Stored items from a collection
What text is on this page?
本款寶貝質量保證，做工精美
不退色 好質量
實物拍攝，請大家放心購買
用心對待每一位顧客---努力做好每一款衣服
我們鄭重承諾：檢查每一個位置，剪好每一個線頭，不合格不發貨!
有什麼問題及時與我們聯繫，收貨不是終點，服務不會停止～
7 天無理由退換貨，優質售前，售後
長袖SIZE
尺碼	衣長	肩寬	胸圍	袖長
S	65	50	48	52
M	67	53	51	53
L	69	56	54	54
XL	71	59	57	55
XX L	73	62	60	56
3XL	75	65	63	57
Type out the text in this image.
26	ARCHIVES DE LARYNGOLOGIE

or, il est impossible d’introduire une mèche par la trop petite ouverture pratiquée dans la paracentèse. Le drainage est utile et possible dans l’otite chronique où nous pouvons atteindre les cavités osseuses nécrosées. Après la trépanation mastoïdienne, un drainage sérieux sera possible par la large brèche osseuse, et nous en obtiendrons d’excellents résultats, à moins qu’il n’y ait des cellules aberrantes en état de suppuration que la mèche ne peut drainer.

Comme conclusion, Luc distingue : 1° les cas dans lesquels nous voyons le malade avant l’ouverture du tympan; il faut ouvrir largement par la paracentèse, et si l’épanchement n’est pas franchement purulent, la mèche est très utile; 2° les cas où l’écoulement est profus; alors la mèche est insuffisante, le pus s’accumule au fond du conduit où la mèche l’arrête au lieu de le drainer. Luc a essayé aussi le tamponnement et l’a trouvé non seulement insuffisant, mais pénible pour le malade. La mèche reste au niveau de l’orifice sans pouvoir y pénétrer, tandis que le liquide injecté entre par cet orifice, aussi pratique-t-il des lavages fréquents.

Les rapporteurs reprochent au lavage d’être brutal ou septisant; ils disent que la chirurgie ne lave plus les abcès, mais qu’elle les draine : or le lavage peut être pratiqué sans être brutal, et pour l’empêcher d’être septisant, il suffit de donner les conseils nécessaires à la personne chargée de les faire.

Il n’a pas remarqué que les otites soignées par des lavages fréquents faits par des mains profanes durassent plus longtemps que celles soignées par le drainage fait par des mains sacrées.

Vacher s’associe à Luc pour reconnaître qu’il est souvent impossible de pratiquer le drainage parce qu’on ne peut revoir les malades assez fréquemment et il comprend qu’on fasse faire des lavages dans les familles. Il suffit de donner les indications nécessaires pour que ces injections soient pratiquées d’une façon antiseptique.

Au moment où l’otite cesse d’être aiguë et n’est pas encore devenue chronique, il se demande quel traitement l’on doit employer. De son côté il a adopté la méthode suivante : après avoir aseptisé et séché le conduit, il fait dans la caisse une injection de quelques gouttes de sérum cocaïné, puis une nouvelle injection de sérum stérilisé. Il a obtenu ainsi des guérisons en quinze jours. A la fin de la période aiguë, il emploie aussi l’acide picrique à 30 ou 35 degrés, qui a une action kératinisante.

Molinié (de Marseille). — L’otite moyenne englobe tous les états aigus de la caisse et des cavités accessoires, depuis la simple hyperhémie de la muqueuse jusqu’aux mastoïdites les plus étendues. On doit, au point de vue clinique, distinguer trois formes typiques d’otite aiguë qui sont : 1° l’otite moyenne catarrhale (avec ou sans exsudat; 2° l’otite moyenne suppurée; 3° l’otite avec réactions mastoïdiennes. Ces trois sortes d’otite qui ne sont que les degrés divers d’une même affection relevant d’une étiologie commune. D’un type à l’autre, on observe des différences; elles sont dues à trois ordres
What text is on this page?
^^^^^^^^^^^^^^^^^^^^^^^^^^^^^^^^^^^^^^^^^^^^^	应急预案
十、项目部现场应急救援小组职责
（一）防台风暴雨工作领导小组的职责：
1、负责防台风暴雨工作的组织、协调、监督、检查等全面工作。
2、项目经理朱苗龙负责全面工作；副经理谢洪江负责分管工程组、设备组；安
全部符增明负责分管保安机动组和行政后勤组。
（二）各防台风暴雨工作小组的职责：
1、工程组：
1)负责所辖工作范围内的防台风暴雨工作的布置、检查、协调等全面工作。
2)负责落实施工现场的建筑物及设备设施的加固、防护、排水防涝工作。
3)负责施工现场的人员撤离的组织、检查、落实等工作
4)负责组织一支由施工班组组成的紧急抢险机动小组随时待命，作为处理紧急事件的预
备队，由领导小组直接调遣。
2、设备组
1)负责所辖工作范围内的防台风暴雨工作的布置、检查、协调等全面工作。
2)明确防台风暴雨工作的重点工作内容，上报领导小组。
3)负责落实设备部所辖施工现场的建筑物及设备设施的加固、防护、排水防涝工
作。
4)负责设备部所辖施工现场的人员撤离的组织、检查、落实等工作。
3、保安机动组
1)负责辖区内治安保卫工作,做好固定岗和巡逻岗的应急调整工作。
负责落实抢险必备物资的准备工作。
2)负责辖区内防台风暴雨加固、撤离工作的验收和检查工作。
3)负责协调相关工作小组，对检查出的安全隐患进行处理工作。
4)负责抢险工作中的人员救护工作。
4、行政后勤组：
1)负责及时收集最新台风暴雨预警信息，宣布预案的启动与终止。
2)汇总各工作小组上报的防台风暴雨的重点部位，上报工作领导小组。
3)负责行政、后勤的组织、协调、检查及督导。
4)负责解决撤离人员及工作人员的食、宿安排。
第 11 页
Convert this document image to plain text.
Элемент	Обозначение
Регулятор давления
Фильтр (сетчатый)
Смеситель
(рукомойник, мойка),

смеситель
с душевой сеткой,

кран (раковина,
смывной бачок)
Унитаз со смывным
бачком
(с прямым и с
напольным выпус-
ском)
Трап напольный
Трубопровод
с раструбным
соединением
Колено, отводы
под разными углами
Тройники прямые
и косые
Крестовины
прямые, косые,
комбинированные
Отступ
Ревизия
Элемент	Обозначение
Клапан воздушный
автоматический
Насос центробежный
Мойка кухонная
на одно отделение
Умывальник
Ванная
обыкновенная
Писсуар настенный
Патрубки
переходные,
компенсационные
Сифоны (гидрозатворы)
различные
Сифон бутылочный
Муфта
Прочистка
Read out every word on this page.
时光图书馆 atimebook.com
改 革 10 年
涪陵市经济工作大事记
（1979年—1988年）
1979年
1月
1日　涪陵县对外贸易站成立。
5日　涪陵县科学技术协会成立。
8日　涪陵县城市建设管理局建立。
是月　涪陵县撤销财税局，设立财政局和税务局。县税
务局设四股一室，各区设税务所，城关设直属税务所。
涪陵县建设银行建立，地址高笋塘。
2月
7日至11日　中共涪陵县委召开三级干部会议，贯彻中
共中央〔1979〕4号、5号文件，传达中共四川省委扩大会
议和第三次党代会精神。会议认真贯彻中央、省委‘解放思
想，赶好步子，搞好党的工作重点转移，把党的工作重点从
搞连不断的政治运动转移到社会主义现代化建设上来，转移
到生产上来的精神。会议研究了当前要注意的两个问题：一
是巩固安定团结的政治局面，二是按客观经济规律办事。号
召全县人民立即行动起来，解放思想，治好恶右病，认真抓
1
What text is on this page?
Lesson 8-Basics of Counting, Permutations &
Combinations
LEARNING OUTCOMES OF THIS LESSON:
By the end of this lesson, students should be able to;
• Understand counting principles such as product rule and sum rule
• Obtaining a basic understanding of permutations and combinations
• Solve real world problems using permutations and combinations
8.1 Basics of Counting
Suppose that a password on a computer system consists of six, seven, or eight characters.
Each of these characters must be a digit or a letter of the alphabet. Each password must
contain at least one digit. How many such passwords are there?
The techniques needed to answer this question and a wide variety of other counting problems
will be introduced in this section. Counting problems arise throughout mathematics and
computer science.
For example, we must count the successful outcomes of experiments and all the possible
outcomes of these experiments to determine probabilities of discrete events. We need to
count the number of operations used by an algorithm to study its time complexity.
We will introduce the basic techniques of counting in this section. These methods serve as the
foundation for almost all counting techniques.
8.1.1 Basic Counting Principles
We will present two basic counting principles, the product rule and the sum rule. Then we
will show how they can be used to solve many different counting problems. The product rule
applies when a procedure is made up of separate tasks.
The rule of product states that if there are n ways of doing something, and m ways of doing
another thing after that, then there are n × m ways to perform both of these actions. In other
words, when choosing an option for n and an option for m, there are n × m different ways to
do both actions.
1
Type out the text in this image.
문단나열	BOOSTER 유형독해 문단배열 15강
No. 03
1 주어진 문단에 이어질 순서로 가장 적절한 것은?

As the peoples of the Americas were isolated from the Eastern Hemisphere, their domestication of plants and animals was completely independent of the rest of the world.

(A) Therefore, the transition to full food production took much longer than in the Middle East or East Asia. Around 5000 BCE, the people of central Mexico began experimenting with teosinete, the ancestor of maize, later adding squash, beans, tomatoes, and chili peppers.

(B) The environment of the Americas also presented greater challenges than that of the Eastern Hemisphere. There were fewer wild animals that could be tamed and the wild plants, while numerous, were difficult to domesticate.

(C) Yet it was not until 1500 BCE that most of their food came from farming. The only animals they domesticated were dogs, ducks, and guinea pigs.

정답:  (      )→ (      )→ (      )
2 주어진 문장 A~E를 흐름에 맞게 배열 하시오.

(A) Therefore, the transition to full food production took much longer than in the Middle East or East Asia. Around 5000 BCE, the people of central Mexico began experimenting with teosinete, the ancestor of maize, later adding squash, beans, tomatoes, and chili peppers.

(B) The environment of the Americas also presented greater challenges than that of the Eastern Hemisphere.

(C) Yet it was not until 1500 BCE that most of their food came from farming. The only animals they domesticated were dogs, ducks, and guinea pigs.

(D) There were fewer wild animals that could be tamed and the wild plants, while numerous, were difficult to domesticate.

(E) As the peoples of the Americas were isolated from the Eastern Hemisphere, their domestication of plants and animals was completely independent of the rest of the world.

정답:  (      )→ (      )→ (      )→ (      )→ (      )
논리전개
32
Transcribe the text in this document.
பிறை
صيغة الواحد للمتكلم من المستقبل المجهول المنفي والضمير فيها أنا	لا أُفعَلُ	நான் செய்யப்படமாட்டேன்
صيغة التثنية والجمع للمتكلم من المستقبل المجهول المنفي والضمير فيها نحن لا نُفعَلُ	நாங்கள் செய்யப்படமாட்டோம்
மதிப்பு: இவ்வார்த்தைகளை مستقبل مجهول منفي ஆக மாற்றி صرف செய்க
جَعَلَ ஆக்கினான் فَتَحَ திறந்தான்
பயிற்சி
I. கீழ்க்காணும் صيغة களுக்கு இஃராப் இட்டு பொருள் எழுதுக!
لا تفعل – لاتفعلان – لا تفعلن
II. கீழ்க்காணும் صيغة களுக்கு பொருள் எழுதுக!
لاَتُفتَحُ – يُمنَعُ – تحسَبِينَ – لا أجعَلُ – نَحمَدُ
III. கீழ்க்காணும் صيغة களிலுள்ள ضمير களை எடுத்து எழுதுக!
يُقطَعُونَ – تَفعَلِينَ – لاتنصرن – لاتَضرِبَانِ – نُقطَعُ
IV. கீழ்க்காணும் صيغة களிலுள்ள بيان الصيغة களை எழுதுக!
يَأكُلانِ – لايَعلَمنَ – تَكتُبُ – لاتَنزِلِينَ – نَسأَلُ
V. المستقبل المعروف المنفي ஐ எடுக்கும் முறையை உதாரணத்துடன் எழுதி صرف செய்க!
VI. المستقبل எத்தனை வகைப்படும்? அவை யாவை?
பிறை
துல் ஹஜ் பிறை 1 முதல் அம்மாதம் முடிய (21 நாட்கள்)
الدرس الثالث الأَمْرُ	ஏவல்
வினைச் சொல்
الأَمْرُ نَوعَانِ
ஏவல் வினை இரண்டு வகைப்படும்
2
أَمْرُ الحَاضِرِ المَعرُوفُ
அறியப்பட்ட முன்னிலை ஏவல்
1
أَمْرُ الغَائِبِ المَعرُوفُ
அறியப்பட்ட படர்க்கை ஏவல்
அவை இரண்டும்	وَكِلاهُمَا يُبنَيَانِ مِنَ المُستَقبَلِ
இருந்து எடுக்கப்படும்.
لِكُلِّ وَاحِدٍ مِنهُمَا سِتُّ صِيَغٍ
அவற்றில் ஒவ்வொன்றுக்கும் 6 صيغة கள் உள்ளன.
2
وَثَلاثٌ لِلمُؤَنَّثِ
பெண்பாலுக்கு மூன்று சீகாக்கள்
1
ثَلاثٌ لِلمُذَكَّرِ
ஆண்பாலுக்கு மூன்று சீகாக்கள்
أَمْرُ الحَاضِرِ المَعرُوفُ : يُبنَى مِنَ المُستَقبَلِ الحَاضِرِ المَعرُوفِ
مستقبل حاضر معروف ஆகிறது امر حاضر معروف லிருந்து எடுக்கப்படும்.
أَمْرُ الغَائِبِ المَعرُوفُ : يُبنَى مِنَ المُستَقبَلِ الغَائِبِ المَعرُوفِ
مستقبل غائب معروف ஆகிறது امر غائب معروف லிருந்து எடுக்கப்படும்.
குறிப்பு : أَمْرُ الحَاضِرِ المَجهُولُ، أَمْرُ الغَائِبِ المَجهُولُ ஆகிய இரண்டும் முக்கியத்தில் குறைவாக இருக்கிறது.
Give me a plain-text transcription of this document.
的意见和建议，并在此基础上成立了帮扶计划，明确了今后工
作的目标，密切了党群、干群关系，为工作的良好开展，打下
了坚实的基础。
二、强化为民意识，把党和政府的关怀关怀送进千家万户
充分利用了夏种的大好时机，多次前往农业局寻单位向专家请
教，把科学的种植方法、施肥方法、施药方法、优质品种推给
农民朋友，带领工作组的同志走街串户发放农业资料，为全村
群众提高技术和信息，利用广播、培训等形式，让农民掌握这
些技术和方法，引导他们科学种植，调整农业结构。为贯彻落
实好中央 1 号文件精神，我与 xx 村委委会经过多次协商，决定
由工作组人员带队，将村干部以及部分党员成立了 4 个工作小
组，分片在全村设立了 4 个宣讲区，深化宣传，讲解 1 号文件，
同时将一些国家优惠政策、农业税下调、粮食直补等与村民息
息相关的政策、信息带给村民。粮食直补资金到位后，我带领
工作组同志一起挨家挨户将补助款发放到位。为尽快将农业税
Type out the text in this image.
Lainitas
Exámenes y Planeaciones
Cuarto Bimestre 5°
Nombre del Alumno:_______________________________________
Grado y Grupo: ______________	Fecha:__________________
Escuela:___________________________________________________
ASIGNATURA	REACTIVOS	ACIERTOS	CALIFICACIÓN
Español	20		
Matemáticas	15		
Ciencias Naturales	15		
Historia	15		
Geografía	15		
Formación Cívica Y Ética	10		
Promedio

▸ TASK GOAL: List the lines that contain the word "للمتكلم".

▸ REPLY:
صيغة الواحد للمتكلم من المستقبل المجهول المنفي والضمير فيها أنا	لا أُفعَلُ	நான் செய்யப்படமாட்டேன்
صيغة التثنية والجمع للمتكلم من المستقبل المجهول المنفي والضمير فيها نحن لا نُفعَلُ	நாங்கள் செய்யப்படமாட்டோம்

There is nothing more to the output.